>>>>>

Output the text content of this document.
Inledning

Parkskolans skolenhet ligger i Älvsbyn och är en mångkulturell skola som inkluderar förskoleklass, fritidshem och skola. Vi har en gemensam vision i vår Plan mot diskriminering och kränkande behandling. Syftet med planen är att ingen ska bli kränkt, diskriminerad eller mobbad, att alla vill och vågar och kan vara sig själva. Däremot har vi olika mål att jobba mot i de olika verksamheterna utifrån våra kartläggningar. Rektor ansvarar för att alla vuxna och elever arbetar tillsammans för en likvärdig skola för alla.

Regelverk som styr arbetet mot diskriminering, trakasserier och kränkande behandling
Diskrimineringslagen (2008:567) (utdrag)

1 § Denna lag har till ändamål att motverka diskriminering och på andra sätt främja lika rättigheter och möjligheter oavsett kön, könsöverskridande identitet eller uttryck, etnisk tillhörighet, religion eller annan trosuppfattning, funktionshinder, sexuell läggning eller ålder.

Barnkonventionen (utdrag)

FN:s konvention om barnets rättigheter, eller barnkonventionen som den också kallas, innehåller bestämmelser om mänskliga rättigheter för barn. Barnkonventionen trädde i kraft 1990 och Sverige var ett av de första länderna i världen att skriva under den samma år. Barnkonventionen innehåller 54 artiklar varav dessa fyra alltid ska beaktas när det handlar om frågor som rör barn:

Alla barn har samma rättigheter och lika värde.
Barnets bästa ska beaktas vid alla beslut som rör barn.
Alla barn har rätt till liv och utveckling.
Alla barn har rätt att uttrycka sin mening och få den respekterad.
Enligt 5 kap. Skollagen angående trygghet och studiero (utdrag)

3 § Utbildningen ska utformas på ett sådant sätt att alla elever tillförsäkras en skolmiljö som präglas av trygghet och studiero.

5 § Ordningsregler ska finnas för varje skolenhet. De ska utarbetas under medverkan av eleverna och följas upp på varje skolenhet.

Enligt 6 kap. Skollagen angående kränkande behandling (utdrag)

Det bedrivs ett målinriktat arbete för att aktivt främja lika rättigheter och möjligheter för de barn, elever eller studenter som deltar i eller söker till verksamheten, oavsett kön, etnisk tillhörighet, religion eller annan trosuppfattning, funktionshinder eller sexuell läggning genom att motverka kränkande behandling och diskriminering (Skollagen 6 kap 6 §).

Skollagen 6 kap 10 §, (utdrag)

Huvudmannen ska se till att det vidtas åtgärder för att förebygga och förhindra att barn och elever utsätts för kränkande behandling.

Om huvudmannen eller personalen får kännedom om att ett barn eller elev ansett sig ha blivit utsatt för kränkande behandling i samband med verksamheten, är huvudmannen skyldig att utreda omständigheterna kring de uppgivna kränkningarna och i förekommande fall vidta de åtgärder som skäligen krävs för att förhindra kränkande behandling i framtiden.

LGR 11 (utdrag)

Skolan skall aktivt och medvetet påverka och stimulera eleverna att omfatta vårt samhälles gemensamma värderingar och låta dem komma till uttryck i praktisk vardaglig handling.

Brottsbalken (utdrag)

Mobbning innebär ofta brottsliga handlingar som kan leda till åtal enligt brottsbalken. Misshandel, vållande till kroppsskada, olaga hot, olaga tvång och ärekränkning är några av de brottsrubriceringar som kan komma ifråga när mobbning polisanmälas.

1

<<<<<

__Task goal__. All entries shown above should be printed again exactly.

__Solution to this problem__.
Output the text content of this document.
Inledning

Parkskolans skolenhet ligger i Älvsbyn och är en mångkulturell skola som inkluderar förskoleklass, fritidshem och skola. Vi har en gemensam vision i vår Plan mot diskriminering och kränkande behandling. Syftet med planen är att ingen ska bli kränkt, diskriminerad eller mobbad, att alla vill och vågar och kan vara sig själva. Däremot har vi olika mål att jobba mot i de olika verksamheterna utifrån våra kartläggningar. Rektor ansvarar för att alla vuxna och elever arbetar tillsammans för en likvärdig skola för alla.

Regelverk som styr arbetet mot diskriminering, trakasserier och kränkande behandling
Diskrimineringslagen (2008:567) (utdrag)

1 § Denna lag har till ändamål att motverka diskriminering och på andra sätt främja lika rättigheter och möjligheter oavsett kön, könsöverskridande identitet eller uttryck, etnisk tillhörighet, religion eller annan trosuppfattning, funktionshinder, sexuell läggning eller ålder.

Barnkonventionen (utdrag)

FN:s konvention om barnets rättigheter, eller barnkonventionen som den också kallas, innehåller bestämmelser om mänskliga rättigheter för barn. Barnkonventionen trädde i kraft 1990 och Sverige var ett av de första länderna i världen att skriva under den samma år. Barnkonventionen innehåller 54 artiklar varav dessa fyra alltid ska beaktas när det handlar om frågor som rör barn:

Alla barn har samma rättigheter och lika värde.
Barnets bästa ska beaktas vid alla beslut som rör barn.
Alla barn har rätt till liv och utveckling.
Alla barn har rätt att uttrycka sin mening och få den respekterad.
Enligt 5 kap. Skollagen angående trygghet och studiero (utdrag)

3 § Utbildningen ska utformas på ett sådant sätt att alla elever tillförsäkras en skolmiljö som präglas av trygghet och studiero.

5 § Ordningsregler ska finnas för varje skolenhet. De ska utarbetas under medverkan av eleverna och följas upp på varje skolenhet.

Enligt 6 kap. Skollagen angående kränkande behandling (utdrag)

Det bedrivs ett målinriktat arbete för att aktivt främja lika rättigheter och möjligheter för de barn, elever eller studenter som deltar i eller söker till verksamheten, oavsett kön, etnisk tillhörighet, religion eller annan trosuppfattning, funktionshinder eller sexuell läggning genom att motverka kränkande behandling och diskriminering (Skollagen 6 kap 6 §).

Skollagen 6 kap 10 §, (utdrag)

Huvudmannen ska se till att det vidtas åtgärder för att förebygga och förhindra att barn och elever utsätts för kränkande behandling.

Om huvudmannen eller personalen får kännedom om att ett barn eller elev ansett sig ha blivit utsatt för kränkande behandling i samband med verksamheten, är huvudmannen skyldig att utreda omständigheterna kring de uppgivna kränkningarna och i förekommande fall vidta de åtgärder som skäligen krävs för att förhindra kränkande behandling i framtiden.

LGR 11 (utdrag)

Skolan skall aktivt och medvetet påverka och stimulera eleverna att omfatta vårt samhälles gemensamma värderingar och låta dem komma till uttryck i praktisk vardaglig handling.

Brottsbalken (utdrag)

Mobbning innebär ofta brottsliga handlingar som kan leda till åtal enligt brottsbalken. Misshandel, vållande till kroppsskada, olaga hot, olaga tvång och ärekränkning är några av de brottsrubriceringar som kan komma ifråga när mobbning polisanmälas.

1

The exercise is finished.